**Text segment:**

Rickards v Rickards: CA 20 Jun 1989

What Lane v. Esdaile decided, and all that it decided, was that where it is provided that an appeal shall lie by leave of a particular court or courts, neither the grant nor refusal of leave is an appealable decision. The Court of Appeal could depart from an earlier decision in those ‘rare and exceptional cases’ where the court was ‘satisfied that the decision involved a manifest slip or error’.
Lord Donaldson MR, Balcombe LJ, Nicholls LJ
[1990] Fam 194, [1989] EWCA Civ 8, [1989] 3 WLR 748, [1990] 1 FLR 125, [1989] 3 All ER 193
Bailii
England and Wales
Citing:
CitedLane v Esdaile HL 5-May-1891
The court considered the extent of the House’s jurisdiction as an appellate court. Section 3 of the 1876 Act provided that an appeal should lie to the House of Lords from ‘any order or judgment of . . Her Majesty’s Court of Appeal in England’. The . .

Entries from a collection
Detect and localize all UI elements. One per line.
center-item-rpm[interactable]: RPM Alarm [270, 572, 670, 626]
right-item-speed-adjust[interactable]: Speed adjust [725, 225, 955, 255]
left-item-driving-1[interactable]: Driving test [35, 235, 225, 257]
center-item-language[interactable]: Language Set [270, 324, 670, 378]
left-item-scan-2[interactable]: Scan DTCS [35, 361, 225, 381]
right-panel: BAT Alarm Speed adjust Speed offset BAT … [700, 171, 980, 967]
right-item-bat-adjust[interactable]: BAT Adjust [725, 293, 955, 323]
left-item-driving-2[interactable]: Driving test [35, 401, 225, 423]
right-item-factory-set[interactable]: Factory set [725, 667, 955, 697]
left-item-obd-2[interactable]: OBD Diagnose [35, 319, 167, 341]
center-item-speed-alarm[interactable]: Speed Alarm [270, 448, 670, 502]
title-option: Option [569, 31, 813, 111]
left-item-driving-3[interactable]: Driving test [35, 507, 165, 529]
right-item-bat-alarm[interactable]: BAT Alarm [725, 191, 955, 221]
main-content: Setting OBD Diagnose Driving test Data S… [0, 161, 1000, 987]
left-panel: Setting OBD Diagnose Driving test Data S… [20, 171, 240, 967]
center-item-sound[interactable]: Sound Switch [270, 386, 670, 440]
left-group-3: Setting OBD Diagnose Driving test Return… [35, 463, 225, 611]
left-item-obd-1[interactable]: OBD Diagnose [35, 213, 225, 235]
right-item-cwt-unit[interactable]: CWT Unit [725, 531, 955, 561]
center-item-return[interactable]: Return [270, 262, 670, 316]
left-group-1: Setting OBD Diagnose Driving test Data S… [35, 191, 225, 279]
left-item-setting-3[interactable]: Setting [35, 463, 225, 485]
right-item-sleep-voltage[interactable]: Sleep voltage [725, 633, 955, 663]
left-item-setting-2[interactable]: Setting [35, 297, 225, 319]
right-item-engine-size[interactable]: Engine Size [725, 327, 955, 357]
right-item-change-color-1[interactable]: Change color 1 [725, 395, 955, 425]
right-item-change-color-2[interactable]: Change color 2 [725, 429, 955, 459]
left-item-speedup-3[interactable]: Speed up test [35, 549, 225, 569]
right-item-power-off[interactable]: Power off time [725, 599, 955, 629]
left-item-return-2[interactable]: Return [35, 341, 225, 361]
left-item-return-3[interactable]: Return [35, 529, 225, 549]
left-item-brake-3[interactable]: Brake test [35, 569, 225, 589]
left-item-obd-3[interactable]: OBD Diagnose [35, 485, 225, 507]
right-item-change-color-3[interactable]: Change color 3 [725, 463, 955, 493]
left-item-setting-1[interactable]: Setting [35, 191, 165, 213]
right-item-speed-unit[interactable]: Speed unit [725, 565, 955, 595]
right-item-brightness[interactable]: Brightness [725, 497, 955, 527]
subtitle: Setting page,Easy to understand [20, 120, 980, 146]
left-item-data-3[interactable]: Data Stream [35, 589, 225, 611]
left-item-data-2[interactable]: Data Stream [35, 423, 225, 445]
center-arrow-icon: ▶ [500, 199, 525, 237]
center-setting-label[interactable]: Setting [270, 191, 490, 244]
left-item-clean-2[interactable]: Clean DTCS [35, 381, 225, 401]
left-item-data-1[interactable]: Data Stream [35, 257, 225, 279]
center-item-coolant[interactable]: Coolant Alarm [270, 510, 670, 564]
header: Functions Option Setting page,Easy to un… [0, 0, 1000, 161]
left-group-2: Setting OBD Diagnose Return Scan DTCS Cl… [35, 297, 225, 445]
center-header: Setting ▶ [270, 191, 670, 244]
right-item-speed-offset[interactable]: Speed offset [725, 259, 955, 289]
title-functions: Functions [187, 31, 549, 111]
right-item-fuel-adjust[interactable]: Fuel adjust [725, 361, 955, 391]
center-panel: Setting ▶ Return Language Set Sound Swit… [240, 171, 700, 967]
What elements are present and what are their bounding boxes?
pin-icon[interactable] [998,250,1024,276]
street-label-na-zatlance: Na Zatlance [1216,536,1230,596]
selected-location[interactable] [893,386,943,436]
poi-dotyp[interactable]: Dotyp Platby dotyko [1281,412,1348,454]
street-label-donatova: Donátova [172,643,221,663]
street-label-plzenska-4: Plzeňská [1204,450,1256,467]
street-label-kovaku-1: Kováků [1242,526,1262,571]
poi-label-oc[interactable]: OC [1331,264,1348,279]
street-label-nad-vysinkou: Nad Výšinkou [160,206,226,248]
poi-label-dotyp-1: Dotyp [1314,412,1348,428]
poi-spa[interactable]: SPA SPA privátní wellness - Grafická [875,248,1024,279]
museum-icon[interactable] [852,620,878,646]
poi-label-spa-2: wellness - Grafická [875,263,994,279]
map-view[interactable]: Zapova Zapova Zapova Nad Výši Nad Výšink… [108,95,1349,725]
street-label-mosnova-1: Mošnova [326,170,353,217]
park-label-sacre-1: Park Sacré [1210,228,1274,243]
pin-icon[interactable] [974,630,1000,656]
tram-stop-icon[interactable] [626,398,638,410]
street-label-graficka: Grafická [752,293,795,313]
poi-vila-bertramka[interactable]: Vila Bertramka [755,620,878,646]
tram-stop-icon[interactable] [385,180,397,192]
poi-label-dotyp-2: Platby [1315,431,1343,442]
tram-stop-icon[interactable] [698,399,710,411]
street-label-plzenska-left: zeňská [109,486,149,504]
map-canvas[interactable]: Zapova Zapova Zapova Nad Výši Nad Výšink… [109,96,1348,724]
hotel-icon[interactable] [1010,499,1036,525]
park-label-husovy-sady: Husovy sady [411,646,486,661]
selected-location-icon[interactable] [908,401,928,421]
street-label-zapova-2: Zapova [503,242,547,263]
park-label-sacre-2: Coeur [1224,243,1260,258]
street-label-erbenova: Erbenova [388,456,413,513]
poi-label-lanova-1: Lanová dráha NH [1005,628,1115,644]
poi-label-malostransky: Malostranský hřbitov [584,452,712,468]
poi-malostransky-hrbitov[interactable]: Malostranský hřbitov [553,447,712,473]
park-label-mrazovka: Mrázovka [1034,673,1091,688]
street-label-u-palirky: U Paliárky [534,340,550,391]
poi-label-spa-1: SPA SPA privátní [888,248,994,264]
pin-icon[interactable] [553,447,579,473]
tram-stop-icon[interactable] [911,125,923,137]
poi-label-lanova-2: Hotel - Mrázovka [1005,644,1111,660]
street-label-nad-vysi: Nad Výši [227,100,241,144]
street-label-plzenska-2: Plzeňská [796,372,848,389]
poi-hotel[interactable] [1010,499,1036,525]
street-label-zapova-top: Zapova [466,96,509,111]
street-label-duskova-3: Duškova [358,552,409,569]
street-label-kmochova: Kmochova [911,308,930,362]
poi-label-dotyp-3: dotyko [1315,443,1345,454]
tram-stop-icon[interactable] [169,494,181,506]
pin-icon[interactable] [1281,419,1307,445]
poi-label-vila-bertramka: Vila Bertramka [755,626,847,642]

**Activity list:**
A: From the Rickards v Rickards case summary, extract the passage that begins with the words containing "What Lane v." and ends with "England’. The . .".
B: Write what comes next in the Rickards v Rickards case summary, picking up after its last line.

**Answers by item number:**
A:
What Lane v. Esdaile decided, and all that it decided, was that where it is provided that an appeal shall lie by leave of a particular court or courts, neither the grant nor refusal of leave is an appealable decision. The Court of Appeal could depart from an earlier decision in those ‘rare and exceptional cases’ where the court was ‘satisfied that the decision involved a manifest slip or error’.
Lord Donaldson MR, Balcombe LJ, Nicholls LJ
[1990] Fam 194, [1989] EWCA Civ 8, [1989] 3 WLR 748, [1990] 1 FLR 125, [1989] 3 All ER 193
Bailii
England and Wales
Citing:
CitedLane v Esdaile HL 5-May-1891
The court considered the extent of the House’s jurisdiction as an appellate court. Section 3 of the 1876 Act provided that an appeal should lie to the House of Lords from ‘any order or judgment of . . Her Majesty’s Court of Appeal in England’. The . .

B:
Cited by:
CitedKemper Reinsurance Company v The Minister of Finance and others PC 5-May-1998
(Bermuda) An appeal Court did have jurisdiction to hear an appeal against the discharge of leave to apply for certiorari order, since this was outside scope of the rule in Lane v Esdaille.
Lord Hoffmann said: ‘Nevertheless, the limited nature . .
CitedWalsall Metropolitan Borough Council v Secretary of State for Communities and Local Government CA 6-Feb-2013
The Council sought permission to appeal against the setting aside of two enforcement notices, leave having been refused by the Administrative court. The court now considered whether it had jusridiction, and whether the rule in Lane v Esdaile was to . .

These lists may be incomplete.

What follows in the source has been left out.